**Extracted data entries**
┏━━

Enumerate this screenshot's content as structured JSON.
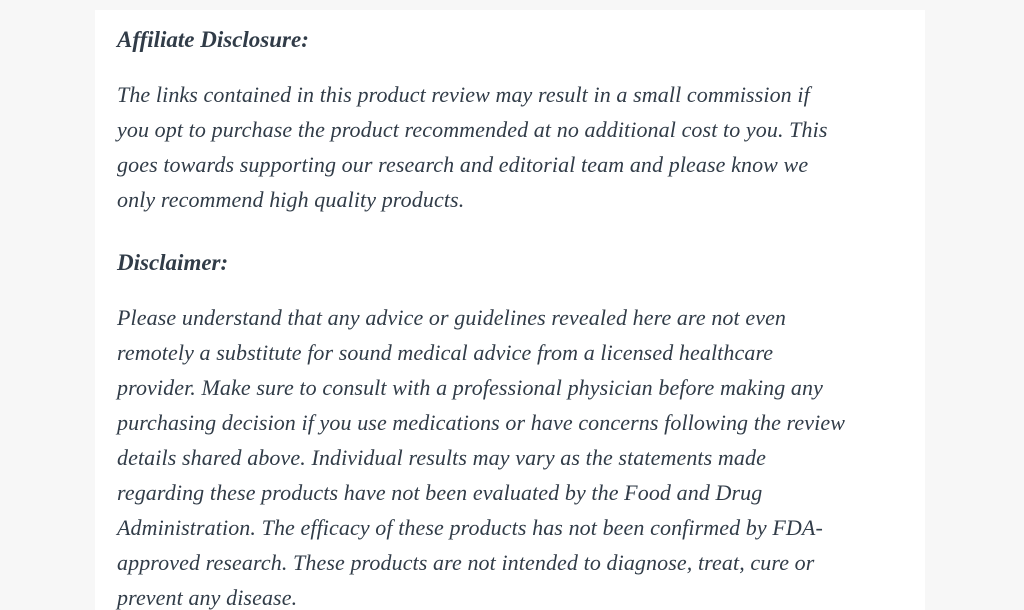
{
  "colors": {
    "page_background": "#f7f7f7",
    "content_background": "#ffffff",
    "text_color": "#313c48"
  },
  "article": {
    "affiliate": {
      "heading": "Affiliate Disclosure:",
      "text": "The links contained in this product review may result in a small commission if\nyou opt to purchase the product recommended at no additional cost to you. This\ngoes towards supporting our research and editorial team and please know we\nonly recommend high quality products."
    },
    "disclaimer": {
      "heading": "Disclaimer:",
      "text": "Please understand that any advice or guidelines revealed here are not even\nremotely a substitute for sound medical advice from a licensed healthcare\nprovider. Make sure to consult with a professional physician before making any\npurchasing decision if you use medications or have concerns following the review\ndetails shared above. Individual results may vary as the statements made\nregarding these products have not been evaluated by the Food and Drug\nAdministration. The efficacy of these products has not been confirmed by FDA-\napproved research. These products are not intended to diagnose, treat, cure or\nprevent any disease."
    }
  }
}
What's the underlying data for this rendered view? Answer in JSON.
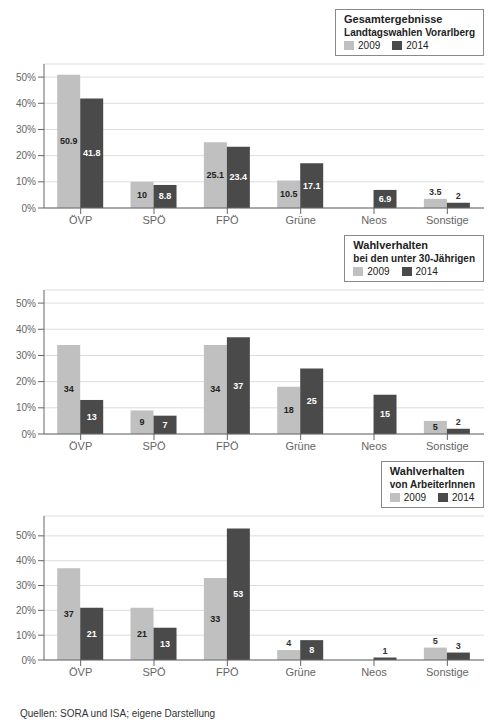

┗━━

**DIRECTIONS**
Transcribe all entries above exactly. Drop the pictures.

**TASK RESPONSE**
Enumerate this screenshot's content as structured JSON.
{
  "colors": {
    "page_background": "#f7f7f7",
    "content_background": "#ffffff",
    "text_color": "#313c48"
  },
  "article": {
    "affiliate": {
      "heading": "Affiliate Disclosure:",
      "text": "The links contained in this product review may result in a small commission if\nyou opt to purchase the product recommended at no additional cost to you. This\ngoes towards supporting our research and editorial team and please know we\nonly recommend high quality products."
    },
    "disclaimer": {
      "heading": "Disclaimer:",
      "text": "Please understand that any advice or guidelines revealed here are not even\nremotely a substitute for sound medical advice from a licensed healthcare\nprovider. Make sure to consult with a professional physician before making any\npurchasing decision if you use medications or have concerns following the review\ndetails shared above. Individual results may vary as the statements made\nregarding these products have not been evaluated by the Food and Drug\nAdministration. The efficacy of these products has not been confirmed by FDA-\napproved research. These products are not intended to diagnose, treat, cure or\nprevent any disease."
    }
  }
}
What's the underlying data for this rendered view? Answer in JSON.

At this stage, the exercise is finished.